- [Task to carry out]: Lines holding the string "cenach" are the ones to copy from this listing.

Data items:
╭──

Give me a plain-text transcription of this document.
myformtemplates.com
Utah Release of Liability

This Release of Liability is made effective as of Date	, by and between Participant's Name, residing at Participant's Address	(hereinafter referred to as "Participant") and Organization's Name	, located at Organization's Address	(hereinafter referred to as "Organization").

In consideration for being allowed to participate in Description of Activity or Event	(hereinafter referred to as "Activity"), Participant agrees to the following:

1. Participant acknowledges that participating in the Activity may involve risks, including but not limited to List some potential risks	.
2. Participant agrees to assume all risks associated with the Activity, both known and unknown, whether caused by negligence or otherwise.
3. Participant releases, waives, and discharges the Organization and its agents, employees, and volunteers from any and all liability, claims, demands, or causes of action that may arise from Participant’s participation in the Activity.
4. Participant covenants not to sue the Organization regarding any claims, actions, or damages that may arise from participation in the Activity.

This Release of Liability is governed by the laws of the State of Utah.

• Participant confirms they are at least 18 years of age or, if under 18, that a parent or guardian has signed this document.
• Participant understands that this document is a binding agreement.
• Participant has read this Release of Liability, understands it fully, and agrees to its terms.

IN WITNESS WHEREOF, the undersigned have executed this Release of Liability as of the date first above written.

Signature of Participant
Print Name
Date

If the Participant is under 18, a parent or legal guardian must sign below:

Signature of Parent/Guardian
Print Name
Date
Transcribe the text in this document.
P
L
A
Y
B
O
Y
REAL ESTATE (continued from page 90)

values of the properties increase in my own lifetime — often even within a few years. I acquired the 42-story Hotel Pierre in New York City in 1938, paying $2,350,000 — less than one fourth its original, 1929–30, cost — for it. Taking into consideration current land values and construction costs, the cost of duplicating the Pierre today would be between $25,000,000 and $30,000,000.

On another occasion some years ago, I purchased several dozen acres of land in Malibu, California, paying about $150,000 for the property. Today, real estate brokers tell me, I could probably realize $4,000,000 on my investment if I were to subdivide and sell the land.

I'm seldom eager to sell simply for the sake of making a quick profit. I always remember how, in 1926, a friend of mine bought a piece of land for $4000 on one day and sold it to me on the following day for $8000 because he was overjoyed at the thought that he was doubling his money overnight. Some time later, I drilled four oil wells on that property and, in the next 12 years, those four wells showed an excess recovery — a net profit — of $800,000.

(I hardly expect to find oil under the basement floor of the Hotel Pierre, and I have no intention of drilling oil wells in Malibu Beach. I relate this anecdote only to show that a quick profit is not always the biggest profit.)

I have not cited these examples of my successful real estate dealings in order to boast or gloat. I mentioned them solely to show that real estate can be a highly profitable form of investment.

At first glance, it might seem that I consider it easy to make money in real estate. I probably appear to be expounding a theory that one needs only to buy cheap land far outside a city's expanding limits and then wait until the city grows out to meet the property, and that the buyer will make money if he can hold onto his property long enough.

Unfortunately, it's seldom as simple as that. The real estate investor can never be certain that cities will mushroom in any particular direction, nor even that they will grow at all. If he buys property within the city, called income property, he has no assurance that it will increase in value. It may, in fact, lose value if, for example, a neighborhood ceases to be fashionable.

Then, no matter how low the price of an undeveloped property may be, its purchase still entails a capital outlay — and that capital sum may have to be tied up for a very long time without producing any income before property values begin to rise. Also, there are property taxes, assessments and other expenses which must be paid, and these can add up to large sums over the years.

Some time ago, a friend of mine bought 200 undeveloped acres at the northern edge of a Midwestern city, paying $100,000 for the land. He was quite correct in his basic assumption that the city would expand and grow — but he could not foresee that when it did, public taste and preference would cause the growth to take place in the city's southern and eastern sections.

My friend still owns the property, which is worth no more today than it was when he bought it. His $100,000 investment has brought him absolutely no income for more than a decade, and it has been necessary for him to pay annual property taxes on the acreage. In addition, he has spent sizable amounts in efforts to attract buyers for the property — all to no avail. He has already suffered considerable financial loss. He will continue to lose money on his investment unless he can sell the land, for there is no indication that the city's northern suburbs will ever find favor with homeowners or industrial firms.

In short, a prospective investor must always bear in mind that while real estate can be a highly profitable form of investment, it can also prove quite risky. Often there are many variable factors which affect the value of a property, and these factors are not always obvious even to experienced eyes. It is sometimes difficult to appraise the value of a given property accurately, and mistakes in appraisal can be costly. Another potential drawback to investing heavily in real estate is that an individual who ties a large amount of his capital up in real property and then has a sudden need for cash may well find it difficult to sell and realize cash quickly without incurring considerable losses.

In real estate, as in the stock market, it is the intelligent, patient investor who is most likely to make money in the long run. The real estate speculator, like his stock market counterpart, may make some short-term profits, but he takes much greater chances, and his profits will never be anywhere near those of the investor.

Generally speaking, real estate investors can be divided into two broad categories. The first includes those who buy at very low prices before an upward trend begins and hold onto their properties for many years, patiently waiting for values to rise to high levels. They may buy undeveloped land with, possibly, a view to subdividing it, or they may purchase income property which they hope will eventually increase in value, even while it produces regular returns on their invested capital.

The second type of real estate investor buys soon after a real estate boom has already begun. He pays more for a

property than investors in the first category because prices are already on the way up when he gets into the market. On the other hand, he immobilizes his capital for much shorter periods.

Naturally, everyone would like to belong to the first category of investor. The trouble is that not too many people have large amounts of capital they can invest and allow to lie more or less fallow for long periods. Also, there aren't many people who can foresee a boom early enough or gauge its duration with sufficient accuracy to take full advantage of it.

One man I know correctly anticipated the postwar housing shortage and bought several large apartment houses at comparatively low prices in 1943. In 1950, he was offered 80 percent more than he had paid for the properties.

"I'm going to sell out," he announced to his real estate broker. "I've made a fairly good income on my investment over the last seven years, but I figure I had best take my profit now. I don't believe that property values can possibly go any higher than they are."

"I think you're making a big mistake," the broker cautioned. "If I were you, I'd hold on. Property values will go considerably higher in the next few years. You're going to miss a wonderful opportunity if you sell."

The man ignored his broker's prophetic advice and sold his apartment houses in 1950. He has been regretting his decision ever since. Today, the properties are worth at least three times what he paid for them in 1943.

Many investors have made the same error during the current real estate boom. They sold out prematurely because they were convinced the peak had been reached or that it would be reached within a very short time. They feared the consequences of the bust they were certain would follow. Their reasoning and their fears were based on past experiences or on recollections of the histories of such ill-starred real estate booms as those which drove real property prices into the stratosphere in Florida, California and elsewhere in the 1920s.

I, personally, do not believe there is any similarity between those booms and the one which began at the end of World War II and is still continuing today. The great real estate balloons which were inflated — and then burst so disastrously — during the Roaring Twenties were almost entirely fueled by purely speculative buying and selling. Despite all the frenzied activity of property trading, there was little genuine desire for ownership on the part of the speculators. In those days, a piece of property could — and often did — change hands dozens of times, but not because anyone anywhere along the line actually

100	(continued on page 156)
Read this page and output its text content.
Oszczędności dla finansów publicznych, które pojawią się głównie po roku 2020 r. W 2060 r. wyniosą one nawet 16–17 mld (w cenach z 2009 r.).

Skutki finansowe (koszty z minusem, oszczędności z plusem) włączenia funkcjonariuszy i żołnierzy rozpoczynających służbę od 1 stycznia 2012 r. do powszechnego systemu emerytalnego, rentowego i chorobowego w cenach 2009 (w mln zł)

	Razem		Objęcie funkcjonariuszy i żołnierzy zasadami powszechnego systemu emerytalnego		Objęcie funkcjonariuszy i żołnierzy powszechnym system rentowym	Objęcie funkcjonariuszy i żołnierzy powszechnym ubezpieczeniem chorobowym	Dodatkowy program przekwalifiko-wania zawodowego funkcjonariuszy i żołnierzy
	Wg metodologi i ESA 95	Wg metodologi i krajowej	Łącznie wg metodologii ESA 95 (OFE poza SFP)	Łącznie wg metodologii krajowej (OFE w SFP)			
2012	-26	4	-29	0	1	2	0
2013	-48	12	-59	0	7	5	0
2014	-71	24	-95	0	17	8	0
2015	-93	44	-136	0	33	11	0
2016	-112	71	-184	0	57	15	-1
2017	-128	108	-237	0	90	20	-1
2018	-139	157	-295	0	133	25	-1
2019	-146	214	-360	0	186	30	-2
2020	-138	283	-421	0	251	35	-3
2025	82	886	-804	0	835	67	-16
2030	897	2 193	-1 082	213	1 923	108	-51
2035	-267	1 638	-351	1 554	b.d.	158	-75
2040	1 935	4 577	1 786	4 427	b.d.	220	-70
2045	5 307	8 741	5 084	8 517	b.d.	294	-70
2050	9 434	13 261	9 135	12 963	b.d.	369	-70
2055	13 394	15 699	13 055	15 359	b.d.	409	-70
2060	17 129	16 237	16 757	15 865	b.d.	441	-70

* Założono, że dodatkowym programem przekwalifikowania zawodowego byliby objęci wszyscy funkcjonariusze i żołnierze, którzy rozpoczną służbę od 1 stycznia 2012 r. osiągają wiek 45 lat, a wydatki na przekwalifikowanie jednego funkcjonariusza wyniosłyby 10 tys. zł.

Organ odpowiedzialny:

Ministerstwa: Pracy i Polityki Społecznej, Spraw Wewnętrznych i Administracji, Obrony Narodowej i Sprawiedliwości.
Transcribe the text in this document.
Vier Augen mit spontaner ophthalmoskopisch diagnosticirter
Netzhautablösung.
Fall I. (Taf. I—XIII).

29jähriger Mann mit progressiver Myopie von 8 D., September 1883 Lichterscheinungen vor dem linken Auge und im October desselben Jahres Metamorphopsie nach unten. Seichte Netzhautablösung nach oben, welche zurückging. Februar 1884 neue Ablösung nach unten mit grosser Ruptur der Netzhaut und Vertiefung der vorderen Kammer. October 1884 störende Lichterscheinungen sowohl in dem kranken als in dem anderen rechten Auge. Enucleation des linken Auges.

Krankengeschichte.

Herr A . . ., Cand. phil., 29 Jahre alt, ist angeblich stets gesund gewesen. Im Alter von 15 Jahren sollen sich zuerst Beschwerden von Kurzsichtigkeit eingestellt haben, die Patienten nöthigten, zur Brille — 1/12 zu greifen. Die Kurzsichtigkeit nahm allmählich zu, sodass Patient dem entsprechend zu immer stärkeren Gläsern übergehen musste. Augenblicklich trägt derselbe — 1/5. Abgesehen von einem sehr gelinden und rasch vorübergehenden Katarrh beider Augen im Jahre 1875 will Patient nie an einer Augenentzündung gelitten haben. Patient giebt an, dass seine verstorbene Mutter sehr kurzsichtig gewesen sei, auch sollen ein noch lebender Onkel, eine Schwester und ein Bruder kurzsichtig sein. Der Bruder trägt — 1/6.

╰──

- [Exercise answer]:
Oszczędności dla finansów publicznych, które pojawią się głównie po roku 2020 r. W 2060 r. wyniosą one nawet 16–17 mld (w cenach z 2009 r.).
Skutki finansowe (koszty z minusem, oszczędności z plusem) włączenia funkcjonariuszy i żołnierzy rozpoczynających służbę od 1 stycznia 2012 r. do powszechnego systemu emerytalnego, rentowego i chorobowego w cenach 2009 (w mln zł)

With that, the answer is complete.